Recorded data:

# # #

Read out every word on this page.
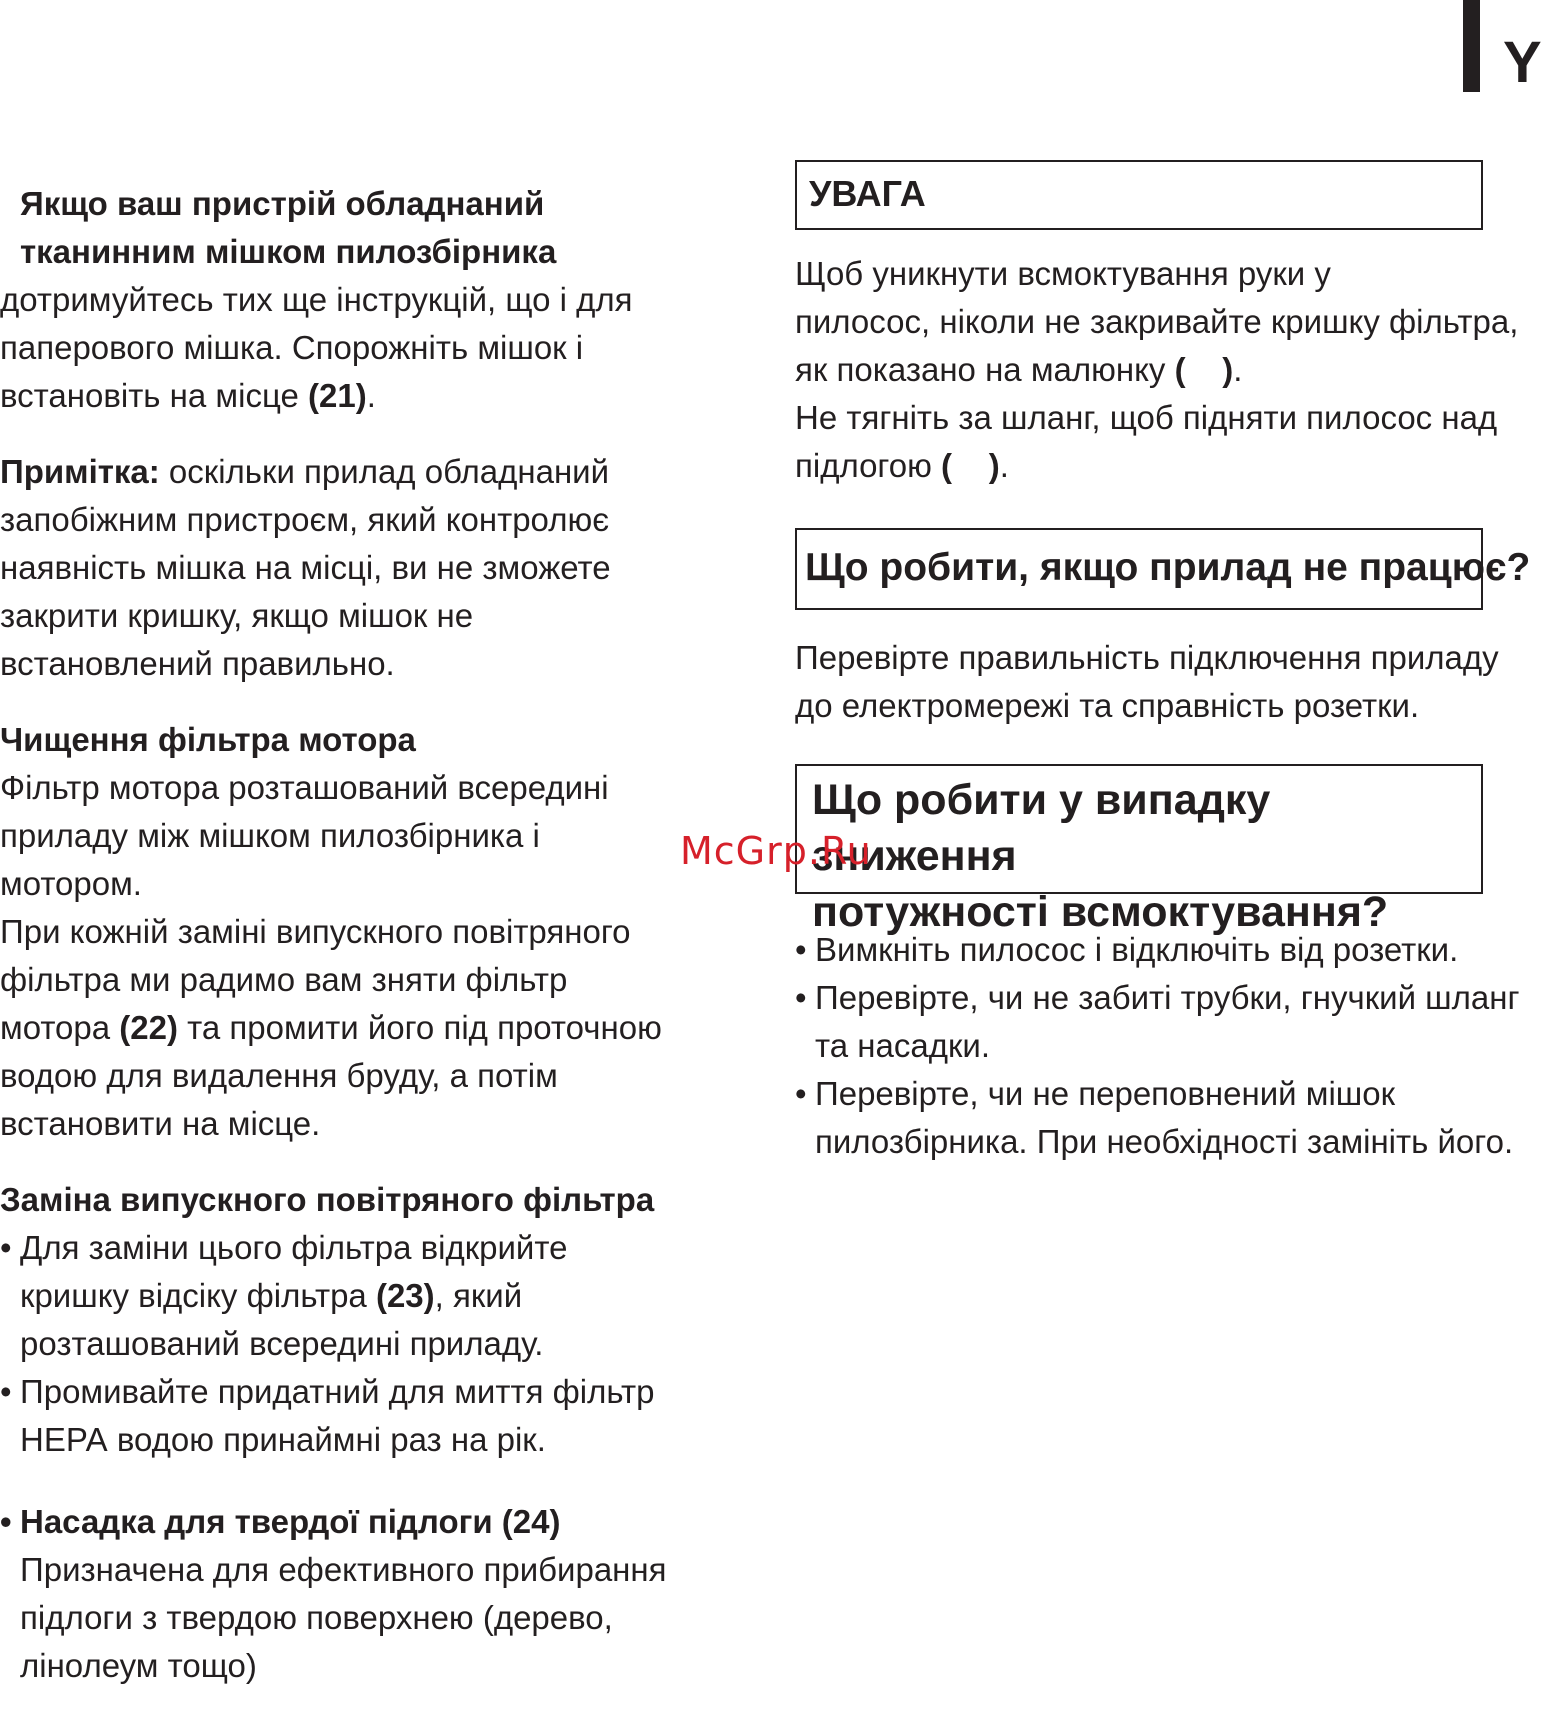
Y

Якщо ваш пристрій обладнаний
тканинним мішком пилозбірника

дотримуйтесь тих ще інструкцій, що і для
паперового мішка. Спорожніть мішок і
встановіть на місце (21).

Примітка: оскільки прилад обладнаний
запобіжним пристроєм, який контролює
наявність мішка на місці, ви не зможете
закрити кришку, якщо мішок не
встановлений правильно.

Чищення фільтра мотора

Фільтр мотора розташований всередині
приладу між мішком пилозбірника і
мотором.
При кожній заміні випускного повітряного
фільтра ми радимо вам зняти фільтр
мотора (22) та промити його під проточною
водою для видалення бруду, а потім
встановити на місце.

Заміна випускного повітряного фільтра

• Для заміни цього фільтра відкрийте
кришку відсіку фільтра (23), який
розташований всередині приладу.
• Промивайте придатний для миття фільтр
НЕРА водою принаймні раз на рік.
• Насадка для твердої підлоги (24)
Призначена для ефективного прибирання
підлоги з твердою поверхнею (дерево,
лінолеум тощо)
УВАГА

Щоб уникнути всмоктування руки у
пилосос, ніколи не закривайте кришку фільтра,
як показано на малюнку (    ).
Не тягніть за шланг, щоб підняти пилосос над
підлогою (    ).

Що робити, якщо прилад не працює?

Перевірте правильність підключення приладу
до електромережі та справність розетки.

Що робити у випадку зниження
потужності всмоктування?
• Вимкніть пилосос і відключіть від розетки.
• Перевірте, чи не забиті трубки, гнучкий шланг
та насадки.
• Перевірте, чи не переповнений мішок
пилозбірника. При необхідності замініть його.
McGrp.Ru
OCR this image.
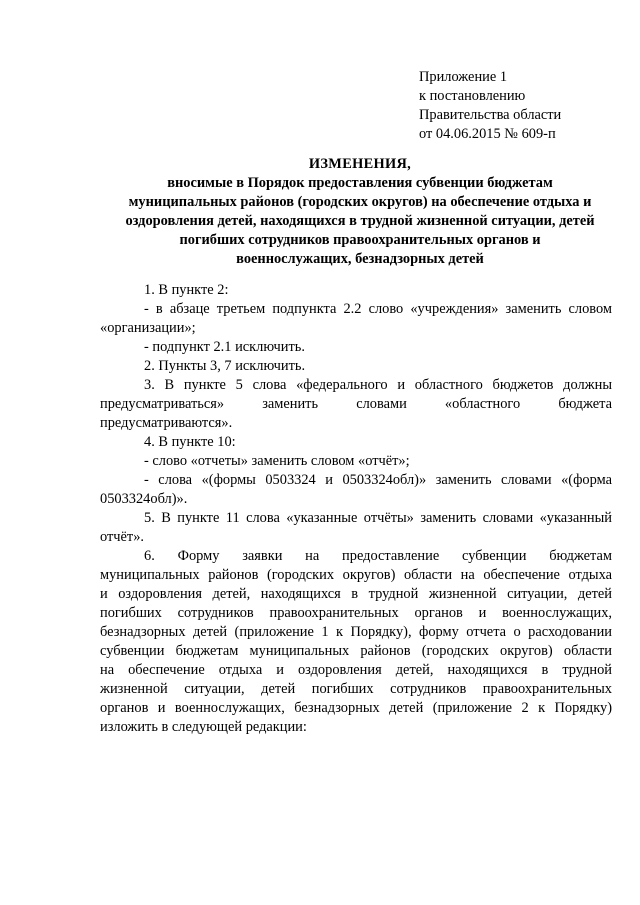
Приложение 1
к постановлению
Правительства области
от 04.06.2015 № 609-п
ИЗМЕНЕНИЯ,
вносимые в Порядок предоставления субвенции бюджетам
муниципальных районов (городских округов) на обеспечение отдыха и
оздоровления детей, находящихся в трудной жизненной ситуации, детей
погибших сотрудников правоохранительных органов и
военнослужащих, безнадзорных детей
1. В пункте 2:
- в абзаце третьем подпункта 2.2 слово «учреждения» заменить словом
«организации»;
- подпункт 2.1 исключить.
2. Пункты 3, 7 исключить.
3. В пункте 5 слова «федерального и областного бюджетов должны
предусматриваться» заменить словами «областного бюджета
предусматриваются».
4. В пункте 10:
- слово «отчеты» заменить словом «отчёт»;
- слова «(формы 0503324 и 0503324обл)» заменить словами «(форма
0503324обл)».
5. В пункте 11 слова «указанные отчёты» заменить словами «указанный
отчёт».
6. Форму заявки на предоставление субвенции бюджетам
муниципальных районов (городских округов) области на обеспечение отдыха
и оздоровления детей, находящихся в трудной жизненной ситуации, детей
погибших сотрудников правоохранительных органов и военнослужащих,
безнадзорных детей (приложение 1 к Порядку), форму отчета о расходовании
субвенции бюджетам муниципальных районов (городских округов) области
на обеспечение отдыха и оздоровления детей, находящихся в трудной
жизненной ситуации, детей погибших сотрудников правоохранительных
органов и военнослужащих, безнадзорных детей (приложение 2 к Порядку)
изложить в следующей редакции:
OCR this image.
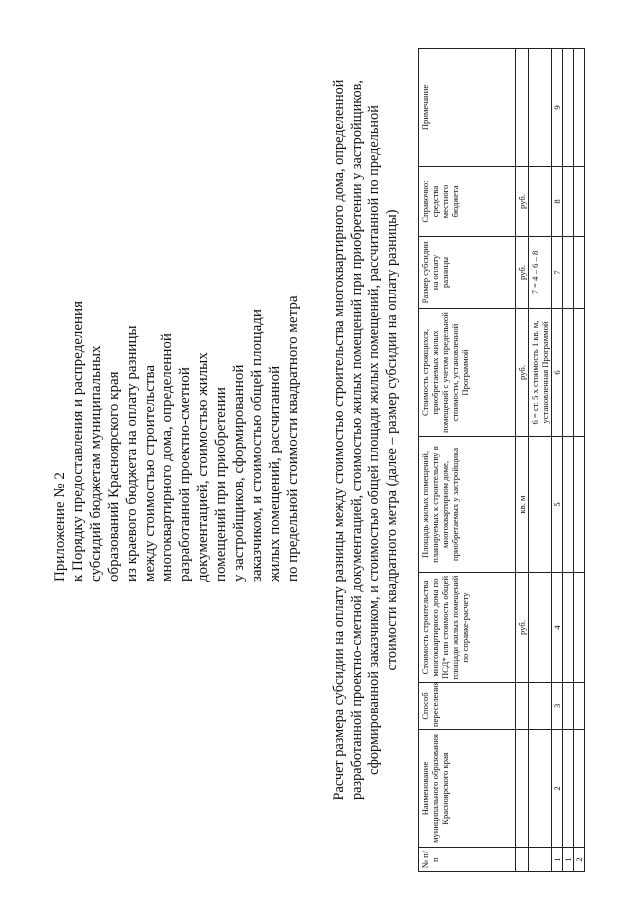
Приложение № 2 к Порядку предоставления и распределения субсидий бюджетам муниципальных образований Красноярского края из краевого бюджета на оплату разницы между стоимостью строительства многоквартирного дома, определенной разработанной проектно-сметной документацией, стоимостью жилых помещений при приобретении у застройщиков, сформированной заказчиком, и стоимостью общей площади жилых помещений, рассчитанной по предельной стоимости квадратного метра Расчет размера субсидии на оплату разницы между стоимостью строительства многоквартирного дома, определенной разработанной проектно-сметной документацией, стоимостью жилых помещений при приобретении у застройщиков, сформированной заказчиком, и стоимостью общей площади жилых помещений, рассчитанной по предельной стоимости квадратного метра (далее – размер субсидии на оплату разницы)
№ п/п	Наименование муниципального образования Красноярского края	Способ переселения	Стоимость строительства многоквартирного дома по ПСД* или стоимость общей площади жилых помещений по справке-расчету	Площадь жилых помещений, планируемых к строительству в многоквартирном доме, приобретаемых у застройщика	Стоимость строящихся, приобретаемых жилых помещений с учетом предельной стоимости, установленной Программой	Размер субсидии на оплату разницы	Справочно: средства местного бюджета	Примечание
			руб.	кв. м	руб.	руб.	руб.	
					6 = ст. 5 x стоимость 1 кв. м, установленная Программой	7 = 4 – 6 – 8		
1	2	3	4	5	6	7	8	9
1								
2								
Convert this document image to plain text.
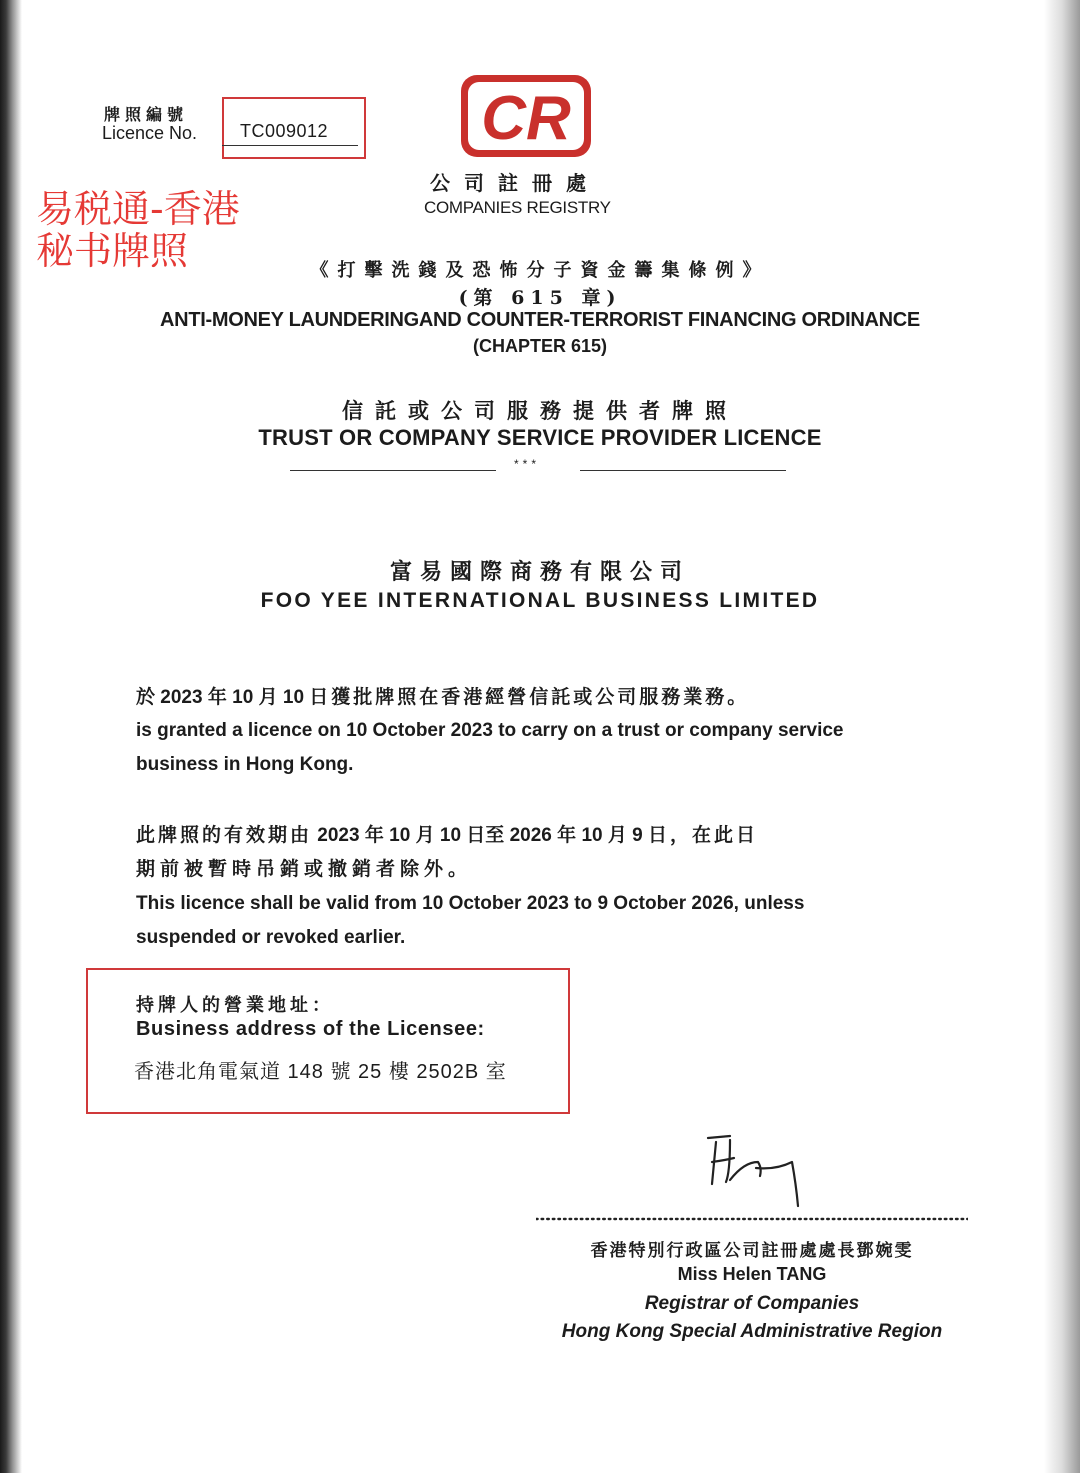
牌照編號
Licence No. TC009012
易税通-香港
秘书牌照
CR
公司註冊處
COMPANIES REGISTRY
《打擊洗錢及恐怖分子資金籌集條例》
(第 615 章)
ANTI-MONEY LAUNDERINGAND COUNTER-TERRORIST FINANCING ORDINANCE
(CHAPTER 615)
信託或公司服務提供者牌照
TRUST OR COMPANY SERVICE PROVIDER LICENCE
***
富易國際商務有限公司
FOO YEE INTERNATIONAL BUSINESS LIMITED
於 2023 年 10 月 10 日獲批牌照在香港經營信託或公司服務業務。
is granted a licence on 10 October 2023 to carry on a trust or company service
business in Hong Kong.
此牌照的有效期由 2023 年 10 月 10 日至 2026 年 10 月 9 日，在此日
期前被暫時吊銷或撤銷者除外。
This licence shall be valid from 10 October 2023 to 9 October 2026, unless
suspended or revoked earlier.
持牌人的營業地址：
Business address of the Licensee:
香港北角電氣道 148 號 25 樓 2502B 室
香港特別行政區公司註冊處處長鄧婉雯
Miss Helen TANG
Registrar of Companies
Hong Kong Special Administrative Region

# # #

Your task: Above are the records; copy every line in them that holds the word "випускного".

In response:
При кожній заміні випускного повітряного
Заміна випускного повітряного фільтра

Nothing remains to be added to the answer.